◆ Tasks and exercises ◆
• A. Based on the passage on liver vessel occlusion, decide whether each statement agrees with it. Answer yes or no for each, and quote the exact words of the passage that decide it. (i) Pylephlebitis is usually secondary to an ascending cause such as diverticulitis or appendicitis. (ii) Budd‐Chiari syndrome is most commonly caused by malignant invasion. (iii) In chronic Budd‐Chiari syndrome, an uninvolved caudate may be hypertrophied.
• B. In the passage on liver vessel occlusion, turn the paragraph beginning "Hepatic venous outflow obstruction results in hepatic congestion" into a bulleted list that keeps its main facts.
• C. Write what comes next in the passage on liver vessel occlusion, picking up after its final line.

:: Selected passage ::

Portal vein tumor thrombus. Axial noncontrast (A) and postcontrast arterial (B) and portal venous (C) phase T1 three‐dimensional gradient‐echo fat‐saturated MR images demonstrate a hypointense lesion in the right lobe of the liver (arrowhead), consistent with hepatocellular carcinoma. An enhancing tumor thrombus is seen in the adjacent portal vein (C) (arrow).

Suppurative thrombophlebitis of the portal vein, or pylephlebitis, may also result in occlusion. It often develops adjacent to a pyogenic hepatic abscess and is usually secondary to an ascending cause such as diverticulitis or appendicitis.7 The presence of a visible ascending infection or an adjacent hepatic abscess allows radiologists to suggest this diagnosis. Follow‐up CT or MRI is often necessary, however, due to the overlap in the imaging features of malignant and inflammatory venous thrombosis.

Hepatic Vein Occlusion

Hepatic venous outflow obstruction results in hepatic congestion, which can interfere with perfusion because of increased sinusoidal pressure. Budd‐Chiari syndrome occurs with obstruction of the hepatic veins or inferior vena cava (IVC). Most commonly caused by hypercoagulable states, it may also be secondary to malignant invasion, most commonly in the setting of hepatocellular carcinoma, but also with primary renal, adrenal, and IVC tumors. Acutely, imaging findings include hepatomegaly with mottled or “nutmeg” appearance of the parenchyma, venous filling defects, and ascites. In chronic Budd‐Chiari syndrome, the liver continues to demonstrate a nutmeg appearance, with atrophy of the affected segments and collateral formation (Fig. 5); if the caudate was not involved (because of its separate venous drainage), it may be hypertrophied with relatively increased enhancement.8

Figure 5.

:::
:: Study material ::

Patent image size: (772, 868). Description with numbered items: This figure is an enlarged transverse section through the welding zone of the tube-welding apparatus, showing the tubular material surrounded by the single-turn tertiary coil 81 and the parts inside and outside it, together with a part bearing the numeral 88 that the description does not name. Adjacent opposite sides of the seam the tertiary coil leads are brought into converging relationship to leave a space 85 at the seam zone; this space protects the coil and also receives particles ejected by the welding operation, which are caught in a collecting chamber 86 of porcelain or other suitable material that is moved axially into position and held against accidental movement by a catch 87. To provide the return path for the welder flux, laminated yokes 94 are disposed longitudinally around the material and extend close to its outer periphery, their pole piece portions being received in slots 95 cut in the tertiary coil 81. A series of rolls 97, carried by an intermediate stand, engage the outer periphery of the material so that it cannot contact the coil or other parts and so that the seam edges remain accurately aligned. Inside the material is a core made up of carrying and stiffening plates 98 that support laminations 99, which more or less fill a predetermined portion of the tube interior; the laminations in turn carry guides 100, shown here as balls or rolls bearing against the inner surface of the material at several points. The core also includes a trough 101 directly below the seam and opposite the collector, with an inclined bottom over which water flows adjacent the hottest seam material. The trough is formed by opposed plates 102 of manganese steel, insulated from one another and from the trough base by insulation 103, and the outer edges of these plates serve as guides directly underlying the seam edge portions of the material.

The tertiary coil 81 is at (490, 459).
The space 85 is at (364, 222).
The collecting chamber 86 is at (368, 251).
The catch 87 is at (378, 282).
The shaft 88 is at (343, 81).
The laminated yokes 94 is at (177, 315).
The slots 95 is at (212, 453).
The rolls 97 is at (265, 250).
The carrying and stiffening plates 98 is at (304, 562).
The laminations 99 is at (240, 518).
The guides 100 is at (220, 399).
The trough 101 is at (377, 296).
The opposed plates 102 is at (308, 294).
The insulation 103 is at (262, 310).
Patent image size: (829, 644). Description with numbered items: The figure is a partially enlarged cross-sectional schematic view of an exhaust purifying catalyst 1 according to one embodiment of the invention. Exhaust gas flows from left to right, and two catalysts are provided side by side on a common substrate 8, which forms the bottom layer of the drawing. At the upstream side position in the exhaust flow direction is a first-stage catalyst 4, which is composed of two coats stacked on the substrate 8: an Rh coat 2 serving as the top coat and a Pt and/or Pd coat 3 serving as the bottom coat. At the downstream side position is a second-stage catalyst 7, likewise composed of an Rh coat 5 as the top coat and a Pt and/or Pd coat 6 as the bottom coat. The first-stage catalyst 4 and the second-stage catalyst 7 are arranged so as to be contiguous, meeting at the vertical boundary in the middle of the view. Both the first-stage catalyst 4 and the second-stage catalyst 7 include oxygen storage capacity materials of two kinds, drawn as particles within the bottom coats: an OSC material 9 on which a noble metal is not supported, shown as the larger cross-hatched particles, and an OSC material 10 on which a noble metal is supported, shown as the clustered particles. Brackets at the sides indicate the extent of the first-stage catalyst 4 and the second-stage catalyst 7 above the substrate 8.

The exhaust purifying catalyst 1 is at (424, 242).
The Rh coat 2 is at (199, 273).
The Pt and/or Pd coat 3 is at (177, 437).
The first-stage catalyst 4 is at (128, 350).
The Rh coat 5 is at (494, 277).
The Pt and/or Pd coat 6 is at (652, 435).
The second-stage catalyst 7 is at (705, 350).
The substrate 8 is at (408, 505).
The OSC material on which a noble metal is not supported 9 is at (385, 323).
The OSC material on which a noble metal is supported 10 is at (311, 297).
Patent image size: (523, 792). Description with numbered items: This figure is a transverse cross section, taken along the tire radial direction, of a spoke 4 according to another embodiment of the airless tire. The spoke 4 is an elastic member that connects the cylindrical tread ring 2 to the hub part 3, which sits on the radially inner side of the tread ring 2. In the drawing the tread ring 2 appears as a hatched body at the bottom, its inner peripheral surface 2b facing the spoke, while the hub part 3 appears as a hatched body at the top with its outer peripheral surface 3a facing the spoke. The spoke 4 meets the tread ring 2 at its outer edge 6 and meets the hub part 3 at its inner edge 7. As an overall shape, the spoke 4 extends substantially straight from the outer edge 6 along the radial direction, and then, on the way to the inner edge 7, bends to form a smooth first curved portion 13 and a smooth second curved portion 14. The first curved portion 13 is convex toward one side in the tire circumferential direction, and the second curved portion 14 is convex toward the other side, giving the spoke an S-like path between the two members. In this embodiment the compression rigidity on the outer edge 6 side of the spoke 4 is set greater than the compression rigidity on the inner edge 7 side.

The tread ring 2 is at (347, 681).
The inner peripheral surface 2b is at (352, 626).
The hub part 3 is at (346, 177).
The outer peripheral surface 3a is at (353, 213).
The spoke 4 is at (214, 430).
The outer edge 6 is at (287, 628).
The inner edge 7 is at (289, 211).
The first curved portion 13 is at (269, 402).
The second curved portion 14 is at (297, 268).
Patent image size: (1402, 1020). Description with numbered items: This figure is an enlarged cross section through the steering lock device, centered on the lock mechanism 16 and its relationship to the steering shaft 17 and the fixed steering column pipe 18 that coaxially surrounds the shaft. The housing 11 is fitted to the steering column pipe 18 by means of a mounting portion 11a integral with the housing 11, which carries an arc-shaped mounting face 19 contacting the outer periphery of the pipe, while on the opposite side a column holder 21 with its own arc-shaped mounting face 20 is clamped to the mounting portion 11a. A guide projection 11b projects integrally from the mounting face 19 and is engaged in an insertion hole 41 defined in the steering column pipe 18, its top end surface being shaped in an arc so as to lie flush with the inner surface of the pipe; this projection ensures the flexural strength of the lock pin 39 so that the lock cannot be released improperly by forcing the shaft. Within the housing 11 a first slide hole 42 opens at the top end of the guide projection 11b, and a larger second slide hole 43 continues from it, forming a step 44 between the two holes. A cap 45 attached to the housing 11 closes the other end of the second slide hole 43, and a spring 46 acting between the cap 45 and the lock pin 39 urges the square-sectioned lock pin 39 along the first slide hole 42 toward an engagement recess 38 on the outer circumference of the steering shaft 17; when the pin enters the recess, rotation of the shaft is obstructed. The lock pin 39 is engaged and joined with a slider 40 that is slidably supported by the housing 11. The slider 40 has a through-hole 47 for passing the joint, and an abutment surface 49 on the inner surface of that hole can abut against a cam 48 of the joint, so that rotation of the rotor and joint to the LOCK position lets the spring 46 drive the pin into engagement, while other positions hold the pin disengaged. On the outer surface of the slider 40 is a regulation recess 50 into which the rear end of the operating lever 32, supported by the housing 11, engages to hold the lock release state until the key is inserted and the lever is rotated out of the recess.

:::

◆ Set of answers ◆
• A.
(i) Yes: "is usually secondary to an ascending cause such as diverticulitis or appendicitis."
(ii) No: "Most commonly caused by hypercoagulable states, it may also be secondary to malignant invasion."
(iii) Yes: "if the caudate was not involved (because of its separate venous drainage), it may be hypertrophied with relatively increased enhancement."

• B.
- Hepatic venous outflow obstruction causes hepatic congestion. The raised sinusoidal pressure can interfere with perfusion.
- Budd‐Chiari syndrome occurs when the hepatic veins or the inferior vena cava (IVC) are obstructed.
- Hypercoagulable states are the most common cause. Malignant invasion can also cause it, most often from hepatocellular carcinoma, but also from primary renal, adrenal, and IVC tumors.
- Acute findings include hepatomegaly with a mottled or "nutmeg" parenchyma, venous filling defects, and ascites.
- Chronic findings include a persistent nutmeg appearance, atrophy of the affected segments, and collateral formation (Fig. 5).
- The caudate has separate venous drainage. If it is not involved, it may be hypertrophied with relatively increased enhancement.

• C.
Figure 5

Acute versus chronic Budd‐Chiari syndrome. Postcontrast axial CT images (A and B) show a large, heterogeneous liver, ascites (arrowhead), and nonvisualization of the hepatic veins. Postcontrast T1‐weighted MR image (C) demonstrates the classic “nutmeg” appearance of the parenchyma, surface nodularity (a sign of atrophy), and collateral formation (arrow).

Similar in pathophysiology to Budd‐Chiari syndrome, hepatic veno‐occlusive disease can be seen after radiation or ingestion of pyrrolizidine alkaloids. Nonvisualization of the hepatic veins along with periportal and gallbladder wall edema should prompt a suspicion for this diagnosis in at‐risk patients.9 When this disease occurs in patients who have undergone bone marrow transplantation after ablative chemotherapy, it is termed sinusoidal obstruction syndrome. In this case, the hepatic veins may remain patent, with reversal of flow within the portal vein due to sinusoidal obstruction. Long‐term oxaliplatin administration has caused a similar phenomenon.10

Comparable with pylephlebitis, hepatic vein thrombophlebitis is usually associated with an adjacent hepatic abscess (Fig. 6). Klebsiella pneumoniae abscesses are classically associated with hepatic vein thrombophlebitis, but it has also been described in cases of Escherichia coli, nonhemolytic streptococci, and anaerobic abscesses.11 Diabetic and immunocompromised patients are at relatively greater risk for acquiring abscesses, which can develop secondary to biliary or hematogenous spread or trauma.

Figure 6.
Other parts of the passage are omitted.